▶ _Task statement_
Below are some entries. Work out how many of their lines hold the word "Employee", and write that number alone.

========

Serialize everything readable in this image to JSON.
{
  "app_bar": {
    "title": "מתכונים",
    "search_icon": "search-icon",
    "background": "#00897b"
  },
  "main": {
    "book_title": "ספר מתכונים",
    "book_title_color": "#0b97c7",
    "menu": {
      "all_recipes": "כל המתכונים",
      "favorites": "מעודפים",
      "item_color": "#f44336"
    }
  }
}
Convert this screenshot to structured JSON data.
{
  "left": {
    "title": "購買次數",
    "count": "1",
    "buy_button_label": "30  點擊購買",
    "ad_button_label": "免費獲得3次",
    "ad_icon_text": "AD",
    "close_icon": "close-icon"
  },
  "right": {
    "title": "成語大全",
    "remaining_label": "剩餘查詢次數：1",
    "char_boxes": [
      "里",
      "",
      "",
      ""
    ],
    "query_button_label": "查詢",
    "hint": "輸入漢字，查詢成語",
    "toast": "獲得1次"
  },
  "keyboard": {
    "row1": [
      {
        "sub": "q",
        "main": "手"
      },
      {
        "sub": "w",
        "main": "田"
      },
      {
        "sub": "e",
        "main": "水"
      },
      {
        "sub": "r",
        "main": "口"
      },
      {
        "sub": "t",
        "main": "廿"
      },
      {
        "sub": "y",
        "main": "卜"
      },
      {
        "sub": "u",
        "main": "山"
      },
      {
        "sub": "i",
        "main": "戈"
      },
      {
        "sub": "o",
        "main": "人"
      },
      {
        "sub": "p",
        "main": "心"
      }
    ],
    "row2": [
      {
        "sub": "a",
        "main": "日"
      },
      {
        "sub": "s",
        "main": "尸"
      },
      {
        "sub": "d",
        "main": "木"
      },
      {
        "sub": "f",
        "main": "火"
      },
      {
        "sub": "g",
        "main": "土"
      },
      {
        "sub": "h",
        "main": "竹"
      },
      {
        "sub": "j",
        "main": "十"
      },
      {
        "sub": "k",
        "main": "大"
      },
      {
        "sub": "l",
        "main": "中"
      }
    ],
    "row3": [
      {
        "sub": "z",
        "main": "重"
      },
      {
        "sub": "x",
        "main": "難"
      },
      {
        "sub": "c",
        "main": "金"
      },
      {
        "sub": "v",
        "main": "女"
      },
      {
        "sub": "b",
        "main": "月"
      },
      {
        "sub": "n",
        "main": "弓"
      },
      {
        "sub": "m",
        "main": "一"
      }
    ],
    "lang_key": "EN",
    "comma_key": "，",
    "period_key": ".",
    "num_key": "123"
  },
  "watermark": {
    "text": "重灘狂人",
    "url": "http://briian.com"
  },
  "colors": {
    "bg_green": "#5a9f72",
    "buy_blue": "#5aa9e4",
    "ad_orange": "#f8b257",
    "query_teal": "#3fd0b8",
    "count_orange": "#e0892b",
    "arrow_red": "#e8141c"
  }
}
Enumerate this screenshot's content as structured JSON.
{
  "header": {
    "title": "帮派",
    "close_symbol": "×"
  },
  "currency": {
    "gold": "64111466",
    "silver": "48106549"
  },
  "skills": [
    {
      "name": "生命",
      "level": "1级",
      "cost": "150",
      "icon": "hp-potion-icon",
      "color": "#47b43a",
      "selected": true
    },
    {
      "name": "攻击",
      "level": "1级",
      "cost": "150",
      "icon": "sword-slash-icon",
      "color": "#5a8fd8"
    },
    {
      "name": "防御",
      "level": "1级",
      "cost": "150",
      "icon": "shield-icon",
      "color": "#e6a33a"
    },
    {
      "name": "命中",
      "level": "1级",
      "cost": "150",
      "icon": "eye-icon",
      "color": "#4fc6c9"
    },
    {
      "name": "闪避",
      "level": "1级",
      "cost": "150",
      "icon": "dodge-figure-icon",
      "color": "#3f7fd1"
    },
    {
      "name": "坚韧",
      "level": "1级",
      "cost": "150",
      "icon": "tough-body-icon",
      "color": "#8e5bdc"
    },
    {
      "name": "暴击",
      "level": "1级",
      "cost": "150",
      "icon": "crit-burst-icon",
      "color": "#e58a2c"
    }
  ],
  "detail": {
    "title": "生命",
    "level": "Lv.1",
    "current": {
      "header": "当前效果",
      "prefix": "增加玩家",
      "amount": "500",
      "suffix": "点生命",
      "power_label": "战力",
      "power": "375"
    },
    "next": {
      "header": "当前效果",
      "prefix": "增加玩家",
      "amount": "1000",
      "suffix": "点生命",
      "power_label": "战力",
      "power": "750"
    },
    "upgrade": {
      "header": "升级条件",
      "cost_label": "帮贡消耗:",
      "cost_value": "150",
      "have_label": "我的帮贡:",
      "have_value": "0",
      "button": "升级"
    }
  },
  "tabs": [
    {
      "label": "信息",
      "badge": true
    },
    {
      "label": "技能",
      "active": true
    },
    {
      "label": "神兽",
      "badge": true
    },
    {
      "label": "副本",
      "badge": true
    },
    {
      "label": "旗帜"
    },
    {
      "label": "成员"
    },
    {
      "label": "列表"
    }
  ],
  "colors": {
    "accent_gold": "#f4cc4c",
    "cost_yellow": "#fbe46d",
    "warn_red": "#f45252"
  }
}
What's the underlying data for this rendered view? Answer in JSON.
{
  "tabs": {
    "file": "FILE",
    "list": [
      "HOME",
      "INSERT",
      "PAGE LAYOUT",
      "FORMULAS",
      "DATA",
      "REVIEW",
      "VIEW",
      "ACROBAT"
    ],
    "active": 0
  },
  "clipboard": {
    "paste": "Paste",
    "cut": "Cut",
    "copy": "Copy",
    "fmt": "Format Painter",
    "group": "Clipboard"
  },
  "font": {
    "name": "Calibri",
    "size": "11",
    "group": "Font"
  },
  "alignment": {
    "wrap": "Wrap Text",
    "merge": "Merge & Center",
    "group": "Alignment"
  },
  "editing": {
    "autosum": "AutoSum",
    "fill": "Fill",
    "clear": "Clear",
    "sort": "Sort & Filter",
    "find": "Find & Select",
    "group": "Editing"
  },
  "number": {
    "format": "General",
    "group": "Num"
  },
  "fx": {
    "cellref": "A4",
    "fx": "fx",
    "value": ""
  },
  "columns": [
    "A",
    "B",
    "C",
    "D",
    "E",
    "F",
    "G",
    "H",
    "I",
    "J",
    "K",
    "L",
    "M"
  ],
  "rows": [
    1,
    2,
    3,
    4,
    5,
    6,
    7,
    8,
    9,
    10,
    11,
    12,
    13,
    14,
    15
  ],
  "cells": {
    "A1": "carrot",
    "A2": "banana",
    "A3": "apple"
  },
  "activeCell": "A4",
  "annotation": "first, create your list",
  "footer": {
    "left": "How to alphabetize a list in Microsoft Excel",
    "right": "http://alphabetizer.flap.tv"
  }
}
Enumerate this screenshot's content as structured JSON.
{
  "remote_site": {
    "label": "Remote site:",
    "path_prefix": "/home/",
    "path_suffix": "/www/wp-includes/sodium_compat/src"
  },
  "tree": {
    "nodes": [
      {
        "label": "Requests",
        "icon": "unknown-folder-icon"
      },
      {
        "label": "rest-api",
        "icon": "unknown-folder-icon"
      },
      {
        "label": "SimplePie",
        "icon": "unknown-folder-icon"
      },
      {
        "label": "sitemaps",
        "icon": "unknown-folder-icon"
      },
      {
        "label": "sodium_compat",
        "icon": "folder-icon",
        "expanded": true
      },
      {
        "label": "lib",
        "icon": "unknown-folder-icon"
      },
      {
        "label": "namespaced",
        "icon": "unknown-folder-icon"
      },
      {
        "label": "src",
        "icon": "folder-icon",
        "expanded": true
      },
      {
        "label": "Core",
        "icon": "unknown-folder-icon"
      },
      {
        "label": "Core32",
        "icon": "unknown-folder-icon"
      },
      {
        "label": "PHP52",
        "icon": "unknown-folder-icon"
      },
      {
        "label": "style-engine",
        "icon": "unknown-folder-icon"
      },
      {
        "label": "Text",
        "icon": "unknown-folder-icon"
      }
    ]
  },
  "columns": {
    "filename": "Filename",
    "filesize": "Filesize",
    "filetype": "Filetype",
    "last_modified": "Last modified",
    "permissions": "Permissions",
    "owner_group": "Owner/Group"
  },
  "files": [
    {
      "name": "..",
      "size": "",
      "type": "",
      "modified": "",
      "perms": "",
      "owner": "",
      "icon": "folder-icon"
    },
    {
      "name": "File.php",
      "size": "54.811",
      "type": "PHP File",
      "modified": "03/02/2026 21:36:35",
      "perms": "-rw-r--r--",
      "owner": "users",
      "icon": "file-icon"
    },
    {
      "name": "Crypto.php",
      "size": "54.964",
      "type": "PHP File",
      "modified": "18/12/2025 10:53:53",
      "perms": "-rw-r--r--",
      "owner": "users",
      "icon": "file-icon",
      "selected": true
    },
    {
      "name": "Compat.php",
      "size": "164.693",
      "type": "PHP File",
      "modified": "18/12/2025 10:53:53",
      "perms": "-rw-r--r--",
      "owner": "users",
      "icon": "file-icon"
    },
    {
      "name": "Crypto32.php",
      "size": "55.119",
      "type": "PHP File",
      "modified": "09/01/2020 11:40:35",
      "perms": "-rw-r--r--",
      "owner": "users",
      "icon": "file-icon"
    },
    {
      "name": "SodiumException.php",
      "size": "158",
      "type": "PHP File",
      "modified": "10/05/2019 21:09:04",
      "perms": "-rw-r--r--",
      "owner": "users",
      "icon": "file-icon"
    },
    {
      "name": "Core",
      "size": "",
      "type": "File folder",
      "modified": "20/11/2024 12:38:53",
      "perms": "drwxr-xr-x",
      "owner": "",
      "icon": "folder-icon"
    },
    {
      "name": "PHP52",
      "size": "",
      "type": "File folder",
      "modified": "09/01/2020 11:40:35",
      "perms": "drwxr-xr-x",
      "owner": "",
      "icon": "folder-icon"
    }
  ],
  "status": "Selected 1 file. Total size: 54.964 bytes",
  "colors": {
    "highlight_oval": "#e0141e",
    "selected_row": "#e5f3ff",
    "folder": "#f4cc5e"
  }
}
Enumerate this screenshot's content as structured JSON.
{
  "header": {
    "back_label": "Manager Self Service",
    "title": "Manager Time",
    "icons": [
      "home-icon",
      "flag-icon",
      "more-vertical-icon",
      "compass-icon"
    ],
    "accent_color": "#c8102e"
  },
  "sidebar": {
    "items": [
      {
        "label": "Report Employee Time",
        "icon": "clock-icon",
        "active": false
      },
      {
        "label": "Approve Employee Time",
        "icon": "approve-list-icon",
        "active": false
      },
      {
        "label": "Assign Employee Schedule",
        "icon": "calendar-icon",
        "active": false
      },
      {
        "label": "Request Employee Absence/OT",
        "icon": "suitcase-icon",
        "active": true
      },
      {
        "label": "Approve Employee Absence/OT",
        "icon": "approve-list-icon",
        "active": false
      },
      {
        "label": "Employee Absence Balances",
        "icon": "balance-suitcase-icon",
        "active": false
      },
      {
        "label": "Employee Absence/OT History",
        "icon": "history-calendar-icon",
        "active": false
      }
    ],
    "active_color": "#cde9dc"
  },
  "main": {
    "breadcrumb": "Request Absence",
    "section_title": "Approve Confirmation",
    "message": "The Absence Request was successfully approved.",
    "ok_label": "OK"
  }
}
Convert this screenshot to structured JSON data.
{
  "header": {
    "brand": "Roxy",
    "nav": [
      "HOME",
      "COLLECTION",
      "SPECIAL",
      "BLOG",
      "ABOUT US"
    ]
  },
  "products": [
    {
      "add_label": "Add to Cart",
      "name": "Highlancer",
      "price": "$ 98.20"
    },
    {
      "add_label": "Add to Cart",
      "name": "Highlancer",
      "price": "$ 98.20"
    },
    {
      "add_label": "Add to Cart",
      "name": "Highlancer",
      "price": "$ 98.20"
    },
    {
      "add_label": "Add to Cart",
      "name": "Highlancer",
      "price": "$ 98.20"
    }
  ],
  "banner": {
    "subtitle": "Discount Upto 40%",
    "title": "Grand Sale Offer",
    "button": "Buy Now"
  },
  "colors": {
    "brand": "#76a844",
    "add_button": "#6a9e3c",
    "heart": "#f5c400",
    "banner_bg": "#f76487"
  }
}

========

▶ _Output for this task_
7